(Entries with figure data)
-- Start --

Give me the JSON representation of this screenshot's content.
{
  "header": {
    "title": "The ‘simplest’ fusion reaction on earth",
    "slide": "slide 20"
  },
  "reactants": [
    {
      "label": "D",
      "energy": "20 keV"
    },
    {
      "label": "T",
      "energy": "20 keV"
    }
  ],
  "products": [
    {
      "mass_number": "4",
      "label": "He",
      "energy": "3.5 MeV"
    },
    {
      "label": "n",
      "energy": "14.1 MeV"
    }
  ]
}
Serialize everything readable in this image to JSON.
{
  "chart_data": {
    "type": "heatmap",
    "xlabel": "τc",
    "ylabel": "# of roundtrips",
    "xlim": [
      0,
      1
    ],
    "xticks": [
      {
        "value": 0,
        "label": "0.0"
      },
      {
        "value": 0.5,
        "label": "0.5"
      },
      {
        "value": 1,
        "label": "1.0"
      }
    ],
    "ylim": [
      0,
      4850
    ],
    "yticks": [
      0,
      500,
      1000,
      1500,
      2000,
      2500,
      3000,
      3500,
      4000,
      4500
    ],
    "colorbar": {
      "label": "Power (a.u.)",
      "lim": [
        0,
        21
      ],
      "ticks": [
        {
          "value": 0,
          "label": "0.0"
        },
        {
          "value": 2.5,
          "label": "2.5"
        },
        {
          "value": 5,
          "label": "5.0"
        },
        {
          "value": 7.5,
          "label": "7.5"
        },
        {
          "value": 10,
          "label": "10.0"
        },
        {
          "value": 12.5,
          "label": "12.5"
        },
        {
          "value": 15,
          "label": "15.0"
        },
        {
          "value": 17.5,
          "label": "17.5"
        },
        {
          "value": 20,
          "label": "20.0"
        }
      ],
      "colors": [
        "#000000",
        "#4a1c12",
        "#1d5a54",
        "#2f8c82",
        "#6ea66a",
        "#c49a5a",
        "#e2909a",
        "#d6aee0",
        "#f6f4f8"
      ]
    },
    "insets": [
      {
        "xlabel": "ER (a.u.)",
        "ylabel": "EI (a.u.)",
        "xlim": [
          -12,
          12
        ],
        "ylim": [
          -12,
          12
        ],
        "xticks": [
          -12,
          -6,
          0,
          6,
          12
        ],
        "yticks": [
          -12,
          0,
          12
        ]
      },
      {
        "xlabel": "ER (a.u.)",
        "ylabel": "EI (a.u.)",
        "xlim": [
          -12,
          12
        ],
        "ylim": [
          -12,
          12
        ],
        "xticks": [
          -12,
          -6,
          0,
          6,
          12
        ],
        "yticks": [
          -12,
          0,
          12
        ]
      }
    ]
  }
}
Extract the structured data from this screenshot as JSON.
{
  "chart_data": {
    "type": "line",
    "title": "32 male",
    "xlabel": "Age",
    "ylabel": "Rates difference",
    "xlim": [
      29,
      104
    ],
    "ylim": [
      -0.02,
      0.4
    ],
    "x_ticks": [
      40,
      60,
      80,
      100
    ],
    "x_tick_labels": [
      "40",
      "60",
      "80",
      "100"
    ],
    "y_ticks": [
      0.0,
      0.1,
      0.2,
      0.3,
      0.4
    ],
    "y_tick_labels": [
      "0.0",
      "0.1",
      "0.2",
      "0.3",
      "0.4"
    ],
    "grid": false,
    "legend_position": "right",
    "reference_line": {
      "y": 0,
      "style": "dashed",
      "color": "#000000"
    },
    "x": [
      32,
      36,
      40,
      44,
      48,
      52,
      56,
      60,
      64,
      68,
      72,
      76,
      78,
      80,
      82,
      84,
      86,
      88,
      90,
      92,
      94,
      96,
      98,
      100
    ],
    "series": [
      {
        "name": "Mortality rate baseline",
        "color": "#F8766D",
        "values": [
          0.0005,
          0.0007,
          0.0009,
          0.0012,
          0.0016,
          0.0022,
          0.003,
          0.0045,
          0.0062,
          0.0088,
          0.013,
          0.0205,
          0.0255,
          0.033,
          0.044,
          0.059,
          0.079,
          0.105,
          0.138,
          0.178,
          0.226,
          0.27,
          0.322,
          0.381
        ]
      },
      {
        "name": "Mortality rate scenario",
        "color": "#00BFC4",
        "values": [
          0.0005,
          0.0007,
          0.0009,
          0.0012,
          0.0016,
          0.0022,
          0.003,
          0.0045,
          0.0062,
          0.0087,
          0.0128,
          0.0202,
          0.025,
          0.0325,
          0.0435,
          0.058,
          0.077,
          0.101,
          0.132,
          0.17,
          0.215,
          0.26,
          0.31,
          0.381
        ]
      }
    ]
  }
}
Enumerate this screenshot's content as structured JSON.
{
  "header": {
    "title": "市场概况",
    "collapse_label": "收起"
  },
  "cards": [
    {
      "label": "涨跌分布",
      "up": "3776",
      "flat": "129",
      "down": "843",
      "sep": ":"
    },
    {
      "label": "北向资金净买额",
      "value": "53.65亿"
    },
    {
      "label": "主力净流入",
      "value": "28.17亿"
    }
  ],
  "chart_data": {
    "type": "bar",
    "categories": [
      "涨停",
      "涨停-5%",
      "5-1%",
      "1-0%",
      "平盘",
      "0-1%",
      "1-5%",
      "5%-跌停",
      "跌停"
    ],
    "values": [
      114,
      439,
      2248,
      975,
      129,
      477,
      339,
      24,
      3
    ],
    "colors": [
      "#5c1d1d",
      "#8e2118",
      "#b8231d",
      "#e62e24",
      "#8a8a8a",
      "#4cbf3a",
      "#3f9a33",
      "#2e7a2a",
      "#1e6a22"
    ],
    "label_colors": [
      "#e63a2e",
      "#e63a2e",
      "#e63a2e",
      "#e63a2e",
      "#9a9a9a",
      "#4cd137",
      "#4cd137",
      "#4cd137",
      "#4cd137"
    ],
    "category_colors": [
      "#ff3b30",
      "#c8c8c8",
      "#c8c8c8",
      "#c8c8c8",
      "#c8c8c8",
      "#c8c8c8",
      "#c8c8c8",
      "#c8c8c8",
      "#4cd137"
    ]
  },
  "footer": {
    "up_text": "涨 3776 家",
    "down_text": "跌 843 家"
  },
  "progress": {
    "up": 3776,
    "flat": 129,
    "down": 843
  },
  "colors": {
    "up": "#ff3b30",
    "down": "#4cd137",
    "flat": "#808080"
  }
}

-- End --

● Task:
Reproduce the full set of records precisely.

● Answer to this problem:
Give me the JSON representation of this screenshot's content.
{
  "header": {
    "title": "The ‘simplest’ fusion reaction on earth",
    "slide": "slide 20"
  },
  "reactants": [
    {
      "label": "D",
      "energy": "20 keV"
    },
    {
      "label": "T",
      "energy": "20 keV"
    }
  ],
  "products": [
    {
      "mass_number": "4",
      "label": "He",
      "energy": "3.5 MeV"
    },
    {
      "label": "n",
      "energy": "14.1 MeV"
    }
  ]
}
Serialize everything readable in this image to JSON.
{
  "chart_data": {
    "type": "heatmap",
    "xlabel": "τc",
    "ylabel": "# of roundtrips",
    "xlim": [
      0,
      1
    ],
    "xticks": [
      {
        "value": 0,
        "label": "0.0"
      },
      {
        "value": 0.5,
        "label": "0.5"
      },
      {
        "value": 1,
        "label": "1.0"
      }
    ],
    "ylim": [
      0,
      4850
    ],
    "yticks": [
      0,
      500,
      1000,
      1500,
      2000,
      2500,
      3000,
      3500,
      4000,
      4500
    ],
    "colorbar": {
      "label": "Power (a.u.)",
      "lim": [
        0,
        21
      ],
      "ticks": [
        {
          "value": 0,
          "label": "0.0"
        },
        {
          "value": 2.5,
          "label": "2.5"
        },
        {
          "value": 5,
          "label": "5.0"
        },
        {
          "value": 7.5,
          "label": "7.5"
        },
        {
          "value": 10,
          "label": "10.0"
        },
        {
          "value": 12.5,
          "label": "12.5"
        },
        {
          "value": 15,
          "label": "15.0"
        },
        {
          "value": 17.5,
          "label": "17.5"
        },
        {
          "value": 20,
          "label": "20.0"
        }
      ],
      "colors": [
        "#000000",
        "#4a1c12",
        "#1d5a54",
        "#2f8c82",
        "#6ea66a",
        "#c49a5a",
        "#e2909a",
        "#d6aee0",
        "#f6f4f8"
      ]
    },
    "insets": [
      {
        "xlabel": "ER (a.u.)",
        "ylabel": "EI (a.u.)",
        "xlim": [
          -12,
          12
        ],
        "ylim": [
          -12,
          12
        ],
        "xticks": [
          -12,
          -6,
          0,
          6,
          12
        ],
        "yticks": [
          -12,
          0,
          12
        ]
      },
      {
        "xlabel": "ER (a.u.)",
        "ylabel": "EI (a.u.)",
        "xlim": [
          -12,
          12
        ],
        "ylim": [
          -12,
          12
        ],
        "xticks": [
          -12,
          -6,
          0,
          6,
          12
        ],
        "yticks": [
          -12,
          0,
          12
        ]
      }
    ]
  }
}
Extract the structured data from this screenshot as JSON.
{
  "chart_data": {
    "type": "line",
    "title": "32 male",
    "xlabel": "Age",
    "ylabel": "Rates difference",
    "xlim": [
      29,
      104
    ],
    "ylim": [
      -0.02,
      0.4
    ],
    "x_ticks": [
      40,
      60,
      80,
      100
    ],
    "x_tick_labels": [
      "40",
      "60",
      "80",
      "100"
    ],
    "y_ticks": [
      0.0,
      0.1,
      0.2,
      0.3,
      0.4
    ],
    "y_tick_labels": [
      "0.0",
      "0.1",
      "0.2",
      "0.3",
      "0.4"
    ],
    "grid": false,
    "legend_position": "right",
    "reference_line": {
      "y": 0,
      "style": "dashed",
      "color": "#000000"
    },
    "x": [
      32,
      36,
      40,
      44,
      48,
      52,
      56,
      60,
      64,
      68,
      72,
      76,
      78,
      80,
      82,
      84,
      86,
      88,
      90,
      92,
      94,
      96,
      98,
      100
    ],
    "series": [
      {
        "name": "Mortality rate baseline",
        "color": "#F8766D",
        "values": [
          0.0005,
          0.0007,
          0.0009,
          0.0012,
          0.0016,
          0.0022,
          0.003,
          0.0045,
          0.0062,
          0.0088,
          0.013,
          0.0205,
          0.0255,
          0.033,
          0.044,
          0.059,
          0.079,
          0.105,
          0.138,
          0.178,
          0.226,
          0.27,
          0.322,
          0.381
        ]
      },
      {
        "name": "Mortality rate scenario",
        "color": "#00BFC4",
        "values": [
          0.0005,
          0.0007,
          0.0009,
          0.0012,
          0.0016,
          0.0022,
          0.003,
          0.0045,
          0.0062,
          0.0087,
          0.0128,
          0.0202,
          0.025,
          0.0325,
          0.0435,
          0.058,
          0.077,
          0.101,
          0.132,
          0.17,
          0.215,
          0.26,
          0.31,
          0.381
        ]
      }
    ]
  }
}
Enumerate this screenshot's content as structured JSON.
{
  "header": {
    "title": "市场概况",
    "collapse_label": "收起"
  },
  "cards": [
    {
      "label": "涨跌分布",
      "up": "3776",
      "flat": "129",
      "down": "843",
      "sep": ":"
    },
    {
      "label": "北向资金净买额",
      "value": "53.65亿"
    },
    {
      "label": "主力净流入",
      "value": "28.17亿"
    }
  ],
  "chart_data": {
    "type": "bar",
    "categories": [
      "涨停",
      "涨停-5%",
      "5-1%",
      "1-0%",
      "平盘",
      "0-1%",
      "1-5%",
      "5%-跌停",
      "跌停"
    ],
    "values": [
      114,
      439,
      2248,
      975,
      129,
      477,
      339,
      24,
      3
    ],
    "colors": [
      "#5c1d1d",
      "#8e2118",
      "#b8231d",
      "#e62e24",
      "#8a8a8a",
      "#4cbf3a",
      "#3f9a33",
      "#2e7a2a",
      "#1e6a22"
    ],
    "label_colors": [
      "#e63a2e",
      "#e63a2e",
      "#e63a2e",
      "#e63a2e",
      "#9a9a9a",
      "#4cd137",
      "#4cd137",
      "#4cd137",
      "#4cd137"
    ],
    "category_colors": [
      "#ff3b30",
      "#c8c8c8",
      "#c8c8c8",
      "#c8c8c8",
      "#c8c8c8",
      "#c8c8c8",
      "#c8c8c8",
      "#c8c8c8",
      "#4cd137"
    ]
  },
  "footer": {
    "up_text": "涨 3776 家",
    "down_text": "跌 843 家"
  },
  "progress": {
    "up": 3776,
    "flat": 129,
    "down": 843
  },
  "colors": {
    "up": "#ff3b30",
    "down": "#4cd137",
    "flat": "#808080"
  }
}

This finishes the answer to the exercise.